▶ _WHAT IS ASKED_
Retype every entry word for word.

(Rows from a figure dataset)
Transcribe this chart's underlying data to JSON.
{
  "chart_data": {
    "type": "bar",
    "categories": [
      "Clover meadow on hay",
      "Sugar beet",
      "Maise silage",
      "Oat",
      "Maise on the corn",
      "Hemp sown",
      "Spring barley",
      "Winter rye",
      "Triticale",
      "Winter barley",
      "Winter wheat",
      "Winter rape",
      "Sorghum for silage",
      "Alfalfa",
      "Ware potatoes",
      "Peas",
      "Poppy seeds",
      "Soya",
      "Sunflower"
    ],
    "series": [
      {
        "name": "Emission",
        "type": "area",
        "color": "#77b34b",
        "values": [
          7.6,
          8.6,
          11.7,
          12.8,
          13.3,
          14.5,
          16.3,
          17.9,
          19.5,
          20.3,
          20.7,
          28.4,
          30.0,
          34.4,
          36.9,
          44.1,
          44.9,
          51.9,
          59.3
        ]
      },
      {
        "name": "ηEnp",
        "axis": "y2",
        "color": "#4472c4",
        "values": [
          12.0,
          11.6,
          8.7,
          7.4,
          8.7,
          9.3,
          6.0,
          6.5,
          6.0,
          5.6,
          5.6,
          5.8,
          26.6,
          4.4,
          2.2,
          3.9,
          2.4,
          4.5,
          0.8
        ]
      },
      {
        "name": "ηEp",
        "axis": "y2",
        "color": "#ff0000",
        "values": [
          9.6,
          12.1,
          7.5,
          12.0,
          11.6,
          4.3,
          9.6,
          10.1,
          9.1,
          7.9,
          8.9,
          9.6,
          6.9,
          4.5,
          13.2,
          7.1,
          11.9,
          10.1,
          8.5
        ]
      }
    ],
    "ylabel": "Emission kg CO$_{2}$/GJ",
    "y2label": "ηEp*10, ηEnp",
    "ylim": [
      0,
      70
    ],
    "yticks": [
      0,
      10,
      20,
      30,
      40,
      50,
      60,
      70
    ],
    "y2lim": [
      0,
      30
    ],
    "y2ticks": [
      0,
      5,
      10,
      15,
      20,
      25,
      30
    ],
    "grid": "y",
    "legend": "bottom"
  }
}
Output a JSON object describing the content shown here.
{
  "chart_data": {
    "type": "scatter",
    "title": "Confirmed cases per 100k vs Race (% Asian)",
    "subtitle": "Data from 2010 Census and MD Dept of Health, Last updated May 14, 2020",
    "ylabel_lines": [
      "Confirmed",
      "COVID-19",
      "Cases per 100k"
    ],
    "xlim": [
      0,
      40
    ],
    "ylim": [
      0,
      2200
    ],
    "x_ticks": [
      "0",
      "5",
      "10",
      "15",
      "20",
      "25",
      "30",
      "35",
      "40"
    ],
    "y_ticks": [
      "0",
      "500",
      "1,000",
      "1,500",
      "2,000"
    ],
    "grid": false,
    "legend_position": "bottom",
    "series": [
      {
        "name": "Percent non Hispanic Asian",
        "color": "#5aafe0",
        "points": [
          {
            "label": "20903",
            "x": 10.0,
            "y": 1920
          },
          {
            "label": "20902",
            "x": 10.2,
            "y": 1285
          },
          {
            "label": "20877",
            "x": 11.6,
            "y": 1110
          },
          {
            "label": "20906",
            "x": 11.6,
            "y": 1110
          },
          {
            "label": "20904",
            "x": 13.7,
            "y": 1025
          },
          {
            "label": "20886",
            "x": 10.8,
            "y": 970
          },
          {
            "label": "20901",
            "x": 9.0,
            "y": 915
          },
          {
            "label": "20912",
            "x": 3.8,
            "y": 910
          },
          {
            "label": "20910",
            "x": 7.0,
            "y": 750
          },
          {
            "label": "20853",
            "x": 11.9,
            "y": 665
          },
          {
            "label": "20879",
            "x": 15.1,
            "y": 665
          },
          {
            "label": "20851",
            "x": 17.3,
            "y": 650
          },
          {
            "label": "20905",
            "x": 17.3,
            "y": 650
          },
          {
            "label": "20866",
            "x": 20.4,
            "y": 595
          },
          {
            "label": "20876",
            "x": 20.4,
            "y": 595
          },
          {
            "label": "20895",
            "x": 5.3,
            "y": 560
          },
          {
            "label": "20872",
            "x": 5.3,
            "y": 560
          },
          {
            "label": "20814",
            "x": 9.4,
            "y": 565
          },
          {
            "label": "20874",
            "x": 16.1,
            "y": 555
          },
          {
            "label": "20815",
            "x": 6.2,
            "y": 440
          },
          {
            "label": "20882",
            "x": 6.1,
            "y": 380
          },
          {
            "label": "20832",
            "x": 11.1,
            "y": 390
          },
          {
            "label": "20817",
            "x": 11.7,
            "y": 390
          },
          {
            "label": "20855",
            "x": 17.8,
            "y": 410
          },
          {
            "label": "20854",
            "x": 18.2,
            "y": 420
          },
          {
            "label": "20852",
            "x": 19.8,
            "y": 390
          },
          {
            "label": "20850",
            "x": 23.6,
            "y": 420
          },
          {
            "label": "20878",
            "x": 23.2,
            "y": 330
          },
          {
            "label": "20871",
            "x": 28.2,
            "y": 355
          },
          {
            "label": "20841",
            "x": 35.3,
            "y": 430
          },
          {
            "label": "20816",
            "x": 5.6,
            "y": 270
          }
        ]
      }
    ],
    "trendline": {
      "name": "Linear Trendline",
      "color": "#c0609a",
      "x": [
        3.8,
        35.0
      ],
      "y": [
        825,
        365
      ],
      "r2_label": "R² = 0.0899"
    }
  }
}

▶ _TASK SOLUTION_
Transcribe this chart's underlying data to JSON.
{
  "chart_data": {
    "type": "bar",
    "categories": [
      "Clover meadow on hay",
      "Sugar beet",
      "Maise silage",
      "Oat",
      "Maise on the corn",
      "Hemp sown",
      "Spring barley",
      "Winter rye",
      "Triticale",
      "Winter barley",
      "Winter wheat",
      "Winter rape",
      "Sorghum for silage",
      "Alfalfa",
      "Ware potatoes",
      "Peas",
      "Poppy seeds",
      "Soya",
      "Sunflower"
    ],
    "series": [
      {
        "name": "Emission",
        "type": "area",
        "color": "#77b34b",
        "values": [
          7.6,
          8.6,
          11.7,
          12.8,
          13.3,
          14.5,
          16.3,
          17.9,
          19.5,
          20.3,
          20.7,
          28.4,
          30.0,
          34.4,
          36.9,
          44.1,
          44.9,
          51.9,
          59.3
        ]
      },
      {
        "name": "ηEnp",
        "axis": "y2",
        "color": "#4472c4",
        "values": [
          12.0,
          11.6,
          8.7,
          7.4,
          8.7,
          9.3,
          6.0,
          6.5,
          6.0,
          5.6,
          5.6,
          5.8,
          26.6,
          4.4,
          2.2,
          3.9,
          2.4,
          4.5,
          0.8
        ]
      },
      {
        "name": "ηEp",
        "axis": "y2",
        "color": "#ff0000",
        "values": [
          9.6,
          12.1,
          7.5,
          12.0,
          11.6,
          4.3,
          9.6,
          10.1,
          9.1,
          7.9,
          8.9,
          9.6,
          6.9,
          4.5,
          13.2,
          7.1,
          11.9,
          10.1,
          8.5
        ]
      }
    ],
    "ylabel": "Emission kg CO$_{2}$/GJ",
    "y2label": "ηEp*10, ηEnp",
    "ylim": [
      0,
      70
    ],
    "yticks": [
      0,
      10,
      20,
      30,
      40,
      50,
      60,
      70
    ],
    "y2lim": [
      0,
      30
    ],
    "y2ticks": [
      0,
      5,
      10,
      15,
      20,
      25,
      30
    ],
    "grid": "y",
    "legend": "bottom"
  }
}
Output a JSON object describing the content shown here.
{
  "chart_data": {
    "type": "scatter",
    "title": "Confirmed cases per 100k vs Race (% Asian)",
    "subtitle": "Data from 2010 Census and MD Dept of Health, Last updated May 14, 2020",
    "ylabel_lines": [
      "Confirmed",
      "COVID-19",
      "Cases per 100k"
    ],
    "xlim": [
      0,
      40
    ],
    "ylim": [
      0,
      2200
    ],
    "x_ticks": [
      "0",
      "5",
      "10",
      "15",
      "20",
      "25",
      "30",
      "35",
      "40"
    ],
    "y_ticks": [
      "0",
      "500",
      "1,000",
      "1,500",
      "2,000"
    ],
    "grid": false,
    "legend_position": "bottom",
    "series": [
      {
        "name": "Percent non Hispanic Asian",
        "color": "#5aafe0",
        "points": [
          {
            "label": "20903",
            "x": 10.0,
            "y": 1920
          },
          {
            "label": "20902",
            "x": 10.2,
            "y": 1285
          },
          {
            "label": "20877",
            "x": 11.6,
            "y": 1110
          },
          {
            "label": "20906",
            "x": 11.6,
            "y": 1110
          },
          {
            "label": "20904",
            "x": 13.7,
            "y": 1025
          },
          {
            "label": "20886",
            "x": 10.8,
            "y": 970
          },
          {
            "label": "20901",
            "x": 9.0,
            "y": 915
          },
          {
            "label": "20912",
            "x": 3.8,
            "y": 910
          },
          {
            "label": "20910",
            "x": 7.0,
            "y": 750
          },
          {
            "label": "20853",
            "x": 11.9,
            "y": 665
          },
          {
            "label": "20879",
            "x": 15.1,
            "y": 665
          },
          {
            "label": "20851",
            "x": 17.3,
            "y": 650
          },
          {
            "label": "20905",
            "x": 17.3,
            "y": 650
          },
          {
            "label": "20866",
            "x": 20.4,
            "y": 595
          },
          {
            "label": "20876",
            "x": 20.4,
            "y": 595
          },
          {
            "label": "20895",
            "x": 5.3,
            "y": 560
          },
          {
            "label": "20872",
            "x": 5.3,
            "y": 560
          },
          {
            "label": "20814",
            "x": 9.4,
            "y": 565
          },
          {
            "label": "20874",
            "x": 16.1,
            "y": 555
          },
          {
            "label": "20815",
            "x": 6.2,
            "y": 440
          },
          {
            "label": "20882",
            "x": 6.1,
            "y": 380
          },
          {
            "label": "20832",
            "x": 11.1,
            "y": 390
          },
          {
            "label": "20817",
            "x": 11.7,
            "y": 390
          },
          {
            "label": "20855",
            "x": 17.8,
            "y": 410
          },
          {
            "label": "20854",
            "x": 18.2,
            "y": 420
          },
          {
            "label": "20852",
            "x": 19.8,
            "y": 390
          },
          {
            "label": "20850",
            "x": 23.6,
            "y": 420
          },
          {
            "label": "20878",
            "x": 23.2,
            "y": 330
          },
          {
            "label": "20871",
            "x": 28.2,
            "y": 355
          },
          {
            "label": "20841",
            "x": 35.3,
            "y": 430
          },
          {
            "label": "20816",
            "x": 5.6,
            "y": 270
          }
        ]
      }
    ],
    "trendline": {
      "name": "Linear Trendline",
      "color": "#c0609a",
      "x": [
        3.8,
        35.0
      ],
      "y": [
        825,
        365
      ],
      "r2_label": "R² = 0.0899"
    }
  }
}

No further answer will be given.